---------- DATASET ENTRIES ----------

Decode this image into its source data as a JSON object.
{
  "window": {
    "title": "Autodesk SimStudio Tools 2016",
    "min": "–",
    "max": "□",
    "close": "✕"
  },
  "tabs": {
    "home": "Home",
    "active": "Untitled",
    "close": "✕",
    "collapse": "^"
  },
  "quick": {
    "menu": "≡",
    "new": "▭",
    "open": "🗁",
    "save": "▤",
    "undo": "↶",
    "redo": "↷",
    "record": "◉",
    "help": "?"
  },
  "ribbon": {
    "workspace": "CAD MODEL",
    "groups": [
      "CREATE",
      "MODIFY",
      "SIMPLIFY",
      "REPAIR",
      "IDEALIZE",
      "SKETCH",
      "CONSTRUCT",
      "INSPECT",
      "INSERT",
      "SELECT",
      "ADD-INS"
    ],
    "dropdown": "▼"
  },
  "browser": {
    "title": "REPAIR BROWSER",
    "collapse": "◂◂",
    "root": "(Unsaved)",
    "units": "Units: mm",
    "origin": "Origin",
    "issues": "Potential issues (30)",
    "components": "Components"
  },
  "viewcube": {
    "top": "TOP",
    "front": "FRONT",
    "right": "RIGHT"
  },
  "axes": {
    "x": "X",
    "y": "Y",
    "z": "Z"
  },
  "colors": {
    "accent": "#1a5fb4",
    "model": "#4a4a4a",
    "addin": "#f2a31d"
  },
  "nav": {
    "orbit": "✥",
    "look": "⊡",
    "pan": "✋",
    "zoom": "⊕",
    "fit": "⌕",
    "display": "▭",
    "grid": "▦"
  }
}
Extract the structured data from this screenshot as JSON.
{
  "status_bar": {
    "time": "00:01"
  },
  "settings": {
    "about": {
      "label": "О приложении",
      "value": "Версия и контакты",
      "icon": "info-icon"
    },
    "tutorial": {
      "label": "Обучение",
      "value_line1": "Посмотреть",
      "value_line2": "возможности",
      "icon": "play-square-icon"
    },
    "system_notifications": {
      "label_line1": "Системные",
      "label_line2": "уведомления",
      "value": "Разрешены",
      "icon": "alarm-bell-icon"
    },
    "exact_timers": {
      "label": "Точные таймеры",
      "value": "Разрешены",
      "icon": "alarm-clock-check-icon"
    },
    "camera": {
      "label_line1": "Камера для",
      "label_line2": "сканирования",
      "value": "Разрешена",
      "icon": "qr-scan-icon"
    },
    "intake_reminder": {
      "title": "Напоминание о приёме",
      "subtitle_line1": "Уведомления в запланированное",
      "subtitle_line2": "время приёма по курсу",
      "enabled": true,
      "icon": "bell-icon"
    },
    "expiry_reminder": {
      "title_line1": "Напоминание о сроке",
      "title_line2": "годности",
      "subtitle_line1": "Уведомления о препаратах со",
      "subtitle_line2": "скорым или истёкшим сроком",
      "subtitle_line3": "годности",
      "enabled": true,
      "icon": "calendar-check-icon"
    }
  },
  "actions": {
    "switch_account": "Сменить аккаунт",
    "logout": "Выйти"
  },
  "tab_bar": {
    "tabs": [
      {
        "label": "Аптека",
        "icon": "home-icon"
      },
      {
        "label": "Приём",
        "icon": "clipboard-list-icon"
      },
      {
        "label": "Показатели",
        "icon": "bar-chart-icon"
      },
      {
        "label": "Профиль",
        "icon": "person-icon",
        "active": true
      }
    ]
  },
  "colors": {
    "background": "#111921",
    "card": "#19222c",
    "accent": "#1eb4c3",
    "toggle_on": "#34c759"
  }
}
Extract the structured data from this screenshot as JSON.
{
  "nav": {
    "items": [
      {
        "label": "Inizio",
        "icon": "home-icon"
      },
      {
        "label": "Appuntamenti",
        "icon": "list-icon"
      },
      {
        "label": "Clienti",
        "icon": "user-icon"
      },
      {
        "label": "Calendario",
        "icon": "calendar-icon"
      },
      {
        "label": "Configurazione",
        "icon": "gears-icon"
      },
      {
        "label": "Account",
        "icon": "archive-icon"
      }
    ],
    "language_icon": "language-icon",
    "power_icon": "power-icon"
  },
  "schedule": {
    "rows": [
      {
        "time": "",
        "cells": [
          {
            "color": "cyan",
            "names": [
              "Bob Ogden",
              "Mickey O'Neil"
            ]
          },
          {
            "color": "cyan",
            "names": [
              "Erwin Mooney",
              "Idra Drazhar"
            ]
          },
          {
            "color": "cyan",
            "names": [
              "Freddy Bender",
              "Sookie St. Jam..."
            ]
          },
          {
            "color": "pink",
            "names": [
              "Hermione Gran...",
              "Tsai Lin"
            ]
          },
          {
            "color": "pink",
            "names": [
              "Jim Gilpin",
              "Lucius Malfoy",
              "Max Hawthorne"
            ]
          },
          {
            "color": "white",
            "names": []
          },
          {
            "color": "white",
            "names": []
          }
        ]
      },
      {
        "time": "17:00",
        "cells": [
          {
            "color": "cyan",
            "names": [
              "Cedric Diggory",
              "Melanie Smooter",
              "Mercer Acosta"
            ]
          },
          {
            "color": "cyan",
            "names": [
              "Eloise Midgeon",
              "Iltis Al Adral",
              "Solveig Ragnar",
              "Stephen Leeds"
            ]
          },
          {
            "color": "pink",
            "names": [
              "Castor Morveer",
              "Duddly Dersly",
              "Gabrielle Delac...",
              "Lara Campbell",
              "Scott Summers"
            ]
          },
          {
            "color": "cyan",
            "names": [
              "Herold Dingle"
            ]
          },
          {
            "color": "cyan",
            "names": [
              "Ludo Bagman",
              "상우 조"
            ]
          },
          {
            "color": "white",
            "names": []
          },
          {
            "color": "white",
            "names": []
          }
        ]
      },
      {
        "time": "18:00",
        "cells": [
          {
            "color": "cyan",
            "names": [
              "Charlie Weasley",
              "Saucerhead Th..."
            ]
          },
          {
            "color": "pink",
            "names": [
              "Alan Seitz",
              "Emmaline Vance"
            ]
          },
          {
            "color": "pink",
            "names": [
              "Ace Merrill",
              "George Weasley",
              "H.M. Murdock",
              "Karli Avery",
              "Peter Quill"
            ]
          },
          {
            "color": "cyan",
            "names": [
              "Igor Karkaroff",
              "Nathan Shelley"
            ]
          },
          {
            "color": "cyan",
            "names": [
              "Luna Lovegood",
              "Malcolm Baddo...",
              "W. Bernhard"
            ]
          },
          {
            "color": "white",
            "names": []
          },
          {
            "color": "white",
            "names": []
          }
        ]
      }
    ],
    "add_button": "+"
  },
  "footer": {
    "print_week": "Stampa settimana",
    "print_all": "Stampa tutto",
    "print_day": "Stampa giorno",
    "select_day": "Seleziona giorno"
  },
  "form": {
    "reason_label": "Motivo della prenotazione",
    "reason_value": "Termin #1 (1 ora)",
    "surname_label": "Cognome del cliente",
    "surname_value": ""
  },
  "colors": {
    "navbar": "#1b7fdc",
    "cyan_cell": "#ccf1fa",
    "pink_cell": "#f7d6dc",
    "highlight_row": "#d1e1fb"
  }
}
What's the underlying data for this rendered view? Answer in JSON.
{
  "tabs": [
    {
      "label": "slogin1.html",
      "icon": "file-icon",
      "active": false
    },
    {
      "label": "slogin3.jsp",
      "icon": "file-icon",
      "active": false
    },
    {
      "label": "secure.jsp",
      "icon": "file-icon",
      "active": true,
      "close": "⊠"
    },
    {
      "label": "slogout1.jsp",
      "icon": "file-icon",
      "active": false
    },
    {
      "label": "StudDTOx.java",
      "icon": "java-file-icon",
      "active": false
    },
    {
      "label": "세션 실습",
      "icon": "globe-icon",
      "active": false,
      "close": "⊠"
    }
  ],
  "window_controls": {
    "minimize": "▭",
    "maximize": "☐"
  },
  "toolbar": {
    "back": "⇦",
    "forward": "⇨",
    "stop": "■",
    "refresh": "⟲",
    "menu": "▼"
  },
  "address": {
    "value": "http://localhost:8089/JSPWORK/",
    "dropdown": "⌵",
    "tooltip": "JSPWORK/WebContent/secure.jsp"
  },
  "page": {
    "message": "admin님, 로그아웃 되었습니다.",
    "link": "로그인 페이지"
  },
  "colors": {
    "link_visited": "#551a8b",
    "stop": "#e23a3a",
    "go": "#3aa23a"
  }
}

----------

** AIM **
Work out how many lines in the records above contain the word "this", and reply with that number alone.

** IN RESPONSE **
4